• STATED EXERCISE
Count the lines in the records that contain the string "스토너는", and reply with only the number.

Bounding box entries
-- begin --

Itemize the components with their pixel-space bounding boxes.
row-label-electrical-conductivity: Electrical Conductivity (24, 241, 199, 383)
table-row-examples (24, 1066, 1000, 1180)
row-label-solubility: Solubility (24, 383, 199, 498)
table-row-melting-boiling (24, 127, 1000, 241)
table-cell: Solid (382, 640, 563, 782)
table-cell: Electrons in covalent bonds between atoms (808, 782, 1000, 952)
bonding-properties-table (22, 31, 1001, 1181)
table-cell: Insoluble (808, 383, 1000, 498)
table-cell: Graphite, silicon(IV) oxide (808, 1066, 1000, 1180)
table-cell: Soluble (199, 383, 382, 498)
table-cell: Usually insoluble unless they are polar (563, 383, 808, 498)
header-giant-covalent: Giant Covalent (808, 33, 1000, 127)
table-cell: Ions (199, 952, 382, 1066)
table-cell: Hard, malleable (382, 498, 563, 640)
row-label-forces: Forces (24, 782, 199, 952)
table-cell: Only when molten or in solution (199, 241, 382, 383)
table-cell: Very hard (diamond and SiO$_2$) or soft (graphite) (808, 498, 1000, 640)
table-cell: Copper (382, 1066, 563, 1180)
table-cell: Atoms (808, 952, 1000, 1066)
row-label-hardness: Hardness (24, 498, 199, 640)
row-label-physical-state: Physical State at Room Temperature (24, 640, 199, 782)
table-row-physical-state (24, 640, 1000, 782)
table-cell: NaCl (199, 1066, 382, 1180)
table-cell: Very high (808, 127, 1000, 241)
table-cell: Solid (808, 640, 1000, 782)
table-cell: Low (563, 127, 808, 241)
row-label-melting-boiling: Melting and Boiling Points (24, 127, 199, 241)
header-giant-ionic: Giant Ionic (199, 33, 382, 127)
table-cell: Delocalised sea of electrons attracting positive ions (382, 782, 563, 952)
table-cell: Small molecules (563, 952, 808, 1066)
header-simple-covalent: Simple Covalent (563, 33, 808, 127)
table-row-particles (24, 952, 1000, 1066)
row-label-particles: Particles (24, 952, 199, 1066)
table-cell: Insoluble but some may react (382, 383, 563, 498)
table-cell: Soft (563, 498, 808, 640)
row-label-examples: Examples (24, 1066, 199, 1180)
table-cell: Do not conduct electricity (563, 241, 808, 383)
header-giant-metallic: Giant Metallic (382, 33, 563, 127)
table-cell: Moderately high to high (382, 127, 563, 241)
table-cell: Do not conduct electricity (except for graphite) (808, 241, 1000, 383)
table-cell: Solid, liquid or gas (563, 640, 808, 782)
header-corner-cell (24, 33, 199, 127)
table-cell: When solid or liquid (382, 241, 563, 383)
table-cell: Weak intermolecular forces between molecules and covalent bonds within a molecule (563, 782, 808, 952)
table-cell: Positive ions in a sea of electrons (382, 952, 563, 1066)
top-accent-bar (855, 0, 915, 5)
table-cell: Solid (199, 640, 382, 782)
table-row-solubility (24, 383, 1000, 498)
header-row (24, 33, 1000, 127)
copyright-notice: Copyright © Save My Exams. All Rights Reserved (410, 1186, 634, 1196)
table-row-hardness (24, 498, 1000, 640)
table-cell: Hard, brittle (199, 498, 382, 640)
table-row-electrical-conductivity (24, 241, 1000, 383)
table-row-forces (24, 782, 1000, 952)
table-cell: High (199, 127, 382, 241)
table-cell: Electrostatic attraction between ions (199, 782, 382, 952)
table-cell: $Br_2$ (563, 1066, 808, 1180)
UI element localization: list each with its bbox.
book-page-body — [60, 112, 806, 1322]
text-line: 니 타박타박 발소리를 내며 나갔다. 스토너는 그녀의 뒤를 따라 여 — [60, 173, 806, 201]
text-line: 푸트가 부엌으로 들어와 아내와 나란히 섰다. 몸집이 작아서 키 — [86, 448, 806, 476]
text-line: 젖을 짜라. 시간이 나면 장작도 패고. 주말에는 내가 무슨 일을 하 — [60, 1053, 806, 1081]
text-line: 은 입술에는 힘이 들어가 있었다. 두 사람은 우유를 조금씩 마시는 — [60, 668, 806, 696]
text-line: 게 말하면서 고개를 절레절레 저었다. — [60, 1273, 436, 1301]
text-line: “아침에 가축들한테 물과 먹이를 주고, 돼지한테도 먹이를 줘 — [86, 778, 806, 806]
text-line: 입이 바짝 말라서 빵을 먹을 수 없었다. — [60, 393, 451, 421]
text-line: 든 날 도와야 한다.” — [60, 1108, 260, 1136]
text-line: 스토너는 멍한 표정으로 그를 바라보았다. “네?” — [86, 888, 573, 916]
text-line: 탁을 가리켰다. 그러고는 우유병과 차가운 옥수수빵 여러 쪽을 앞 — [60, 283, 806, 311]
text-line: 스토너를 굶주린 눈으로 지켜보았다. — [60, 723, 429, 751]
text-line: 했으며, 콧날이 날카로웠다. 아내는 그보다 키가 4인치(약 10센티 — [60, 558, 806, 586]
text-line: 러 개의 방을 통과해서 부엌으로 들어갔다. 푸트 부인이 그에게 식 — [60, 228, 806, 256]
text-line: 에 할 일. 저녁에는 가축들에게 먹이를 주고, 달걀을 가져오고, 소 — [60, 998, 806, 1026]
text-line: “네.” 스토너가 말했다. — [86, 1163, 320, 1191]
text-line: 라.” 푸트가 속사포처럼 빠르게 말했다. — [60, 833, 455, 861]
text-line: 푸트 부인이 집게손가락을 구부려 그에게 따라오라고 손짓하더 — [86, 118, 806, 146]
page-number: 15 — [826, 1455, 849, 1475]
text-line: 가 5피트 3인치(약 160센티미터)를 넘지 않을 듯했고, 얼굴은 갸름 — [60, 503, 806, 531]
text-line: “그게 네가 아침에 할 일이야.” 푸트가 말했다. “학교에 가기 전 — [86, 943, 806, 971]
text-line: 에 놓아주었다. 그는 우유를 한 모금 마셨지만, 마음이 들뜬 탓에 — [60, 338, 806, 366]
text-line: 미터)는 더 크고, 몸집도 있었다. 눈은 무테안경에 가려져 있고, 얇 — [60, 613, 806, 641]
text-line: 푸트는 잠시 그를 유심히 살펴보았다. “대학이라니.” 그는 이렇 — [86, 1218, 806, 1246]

-- end --

• COMPLETE RESPONSE
2